• SET TASK: Copy the data exactly; pictures stay out of the copy.

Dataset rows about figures

———

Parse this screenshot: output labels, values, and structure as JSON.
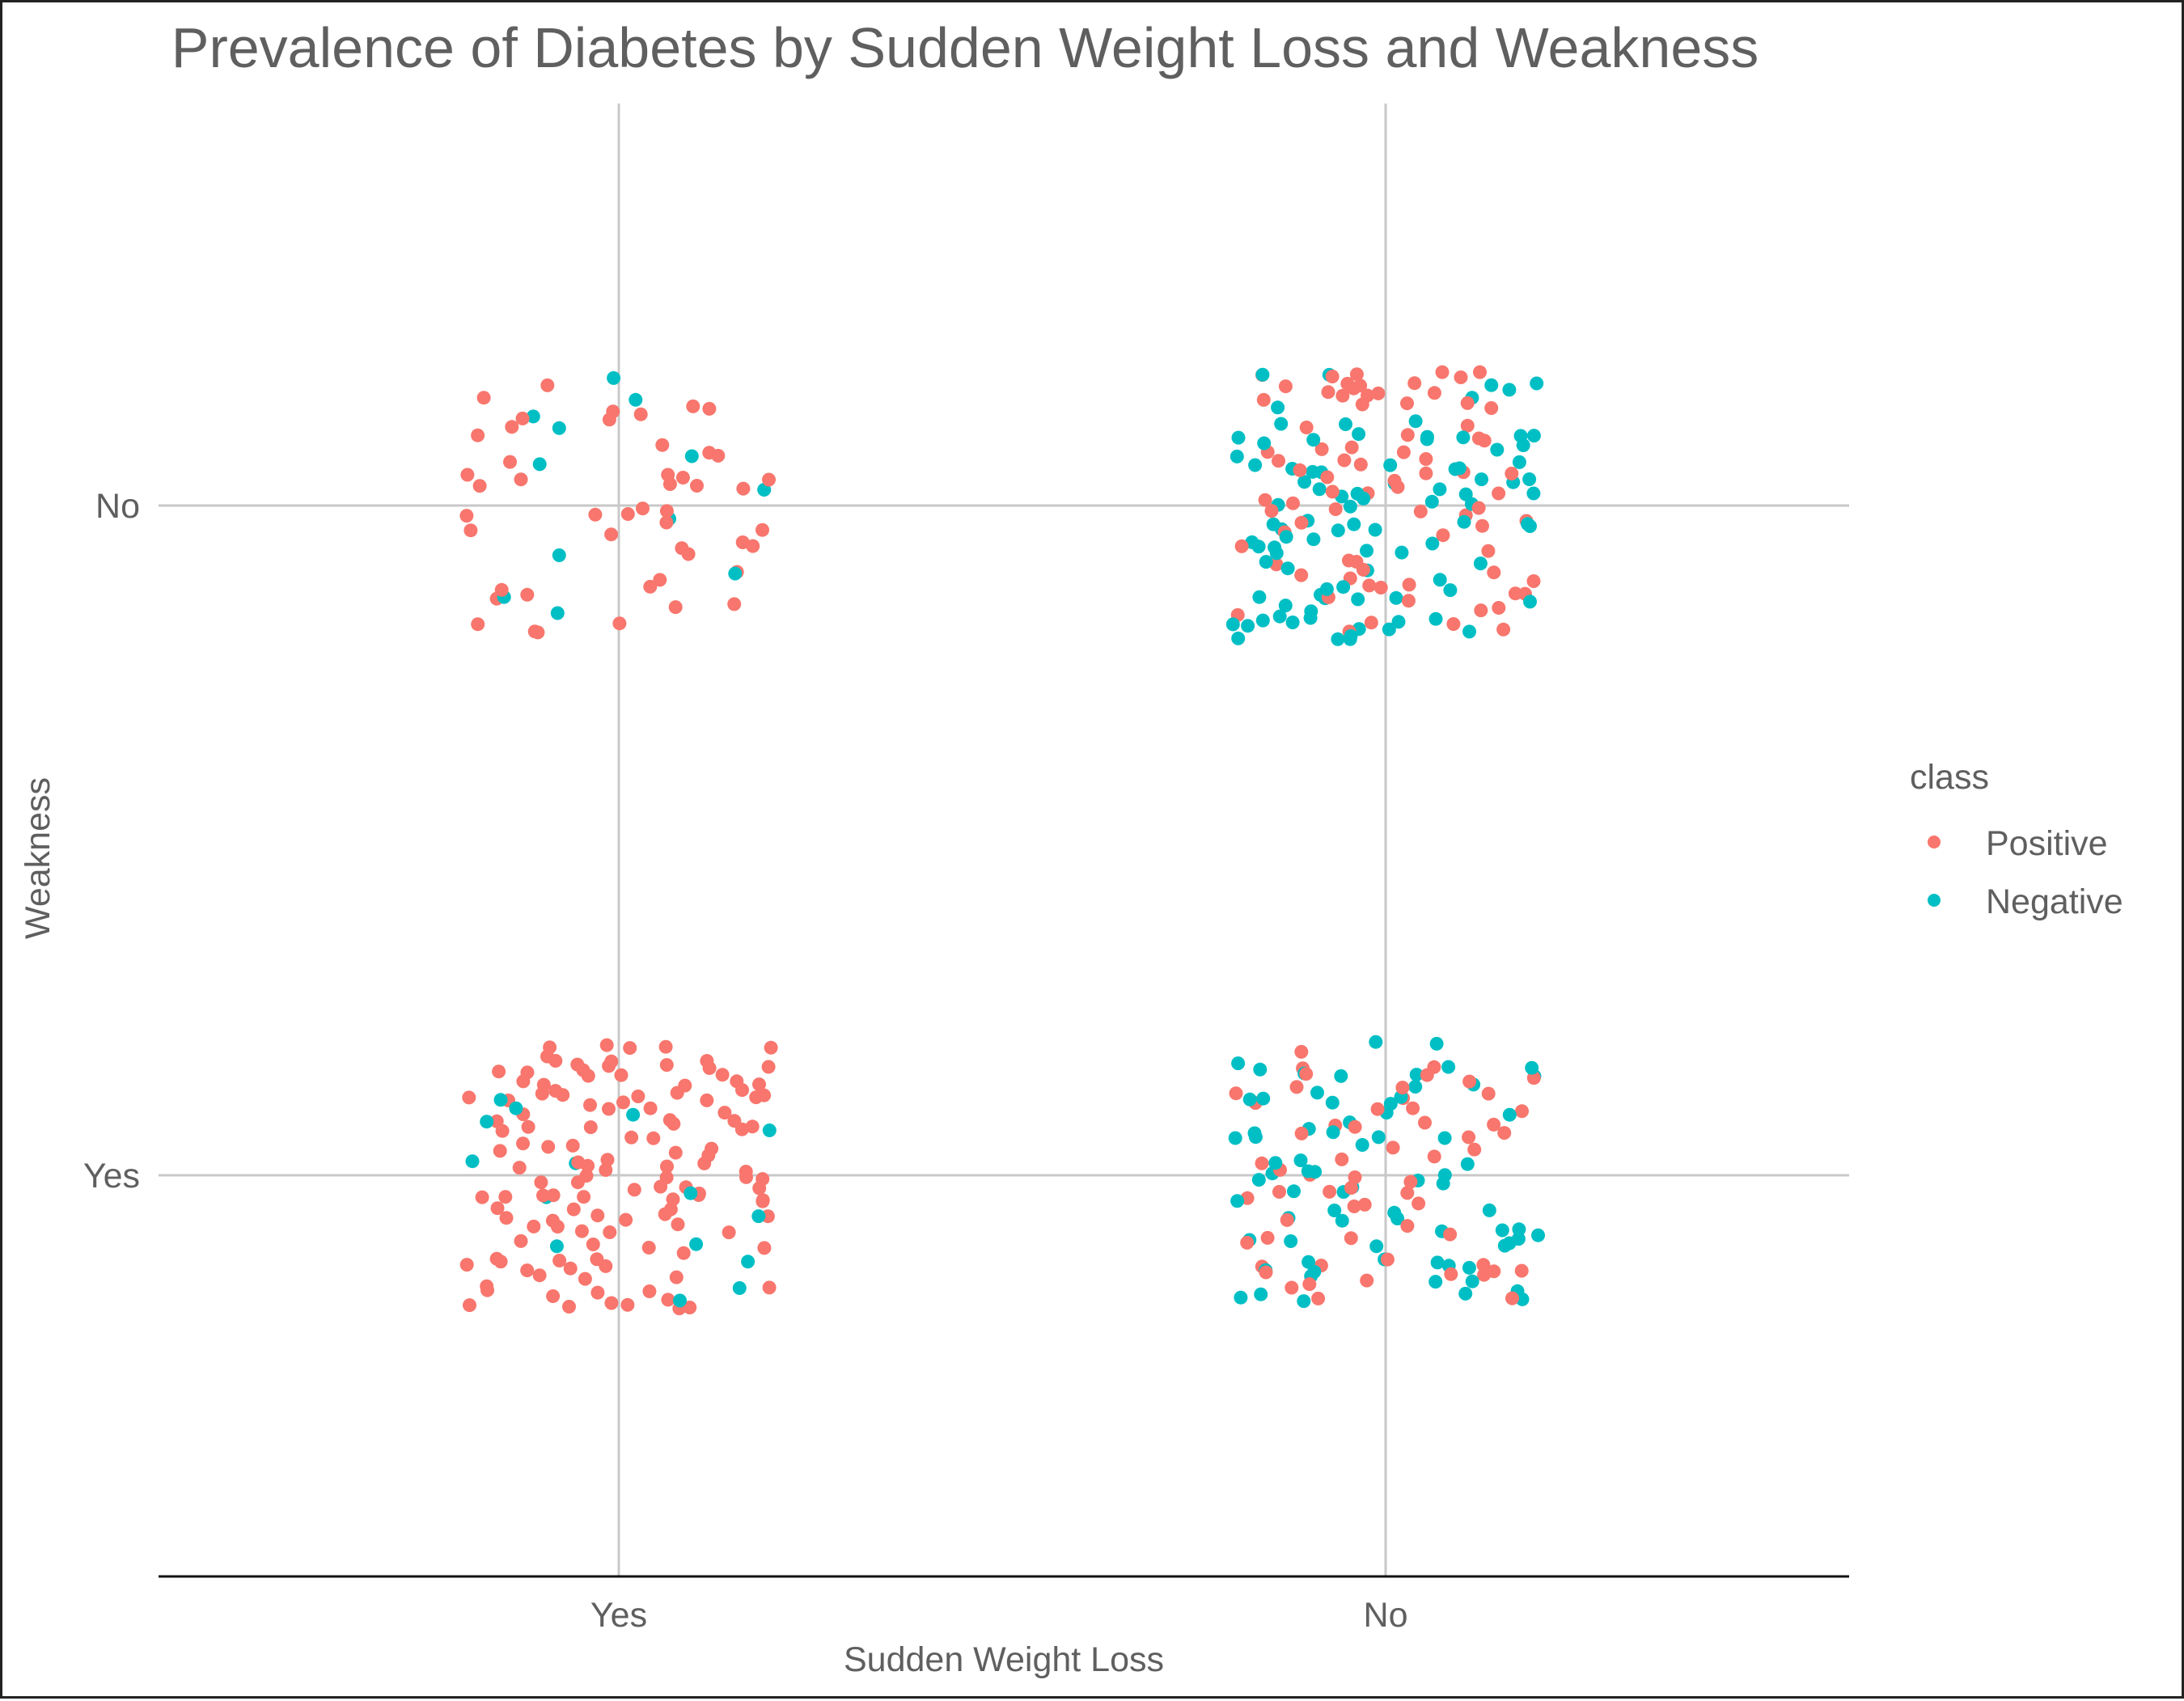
{
  "chart_data": {
    "type": "scatter",
    "title": "Prevalence of Diabetes by Sudden Weight Loss and Weakness",
    "xlabel": "Sudden Weight Loss",
    "ylabel": "Weakness",
    "x_categories": [
      "Yes",
      "No"
    ],
    "y_categories": [
      "Yes",
      "No"
    ],
    "jitter": 0.2,
    "grid": "major-only",
    "legend": {
      "title": "class",
      "position": "right",
      "entries": [
        {
          "name": "Positive",
          "color": "#F8766D"
        },
        {
          "name": "Negative",
          "color": "#00BFC4"
        }
      ]
    },
    "groups": [
      {
        "x": "Yes",
        "y": "No",
        "positive": 48,
        "negative": 12
      },
      {
        "x": "No",
        "y": "No",
        "positive": 80,
        "negative": 95
      },
      {
        "x": "Yes",
        "y": "Yes",
        "positive": 132,
        "negative": 15
      },
      {
        "x": "No",
        "y": "Yes",
        "positive": 60,
        "negative": 75
      }
    ]
  }
}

———

• FULL SOLUTION:
Parse this screenshot: output labels, values, and structure as JSON.
{
  "chart_data": {
    "type": "scatter",
    "title": "Prevalence of Diabetes by Sudden Weight Loss and Weakness",
    "xlabel": "Sudden Weight Loss",
    "ylabel": "Weakness",
    "x_categories": [
      "Yes",
      "No"
    ],
    "y_categories": [
      "Yes",
      "No"
    ],
    "jitter": 0.2,
    "grid": "major-only",
    "legend": {
      "title": "class",
      "position": "right",
      "entries": [
        {
          "name": "Positive",
          "color": "#F8766D"
        },
        {
          "name": "Negative",
          "color": "#00BFC4"
        }
      ]
    },
    "groups": [
      {
        "x": "Yes",
        "y": "No",
        "positive": 48,
        "negative": 12
      },
      {
        "x": "No",
        "y": "No",
        "positive": 80,
        "negative": 95
      },
      {
        "x": "Yes",
        "y": "Yes",
        "positive": 132,
        "negative": 15
      },
      {
        "x": "No",
        "y": "Yes",
        "positive": 60,
        "negative": 75
      }
    ]
  }
}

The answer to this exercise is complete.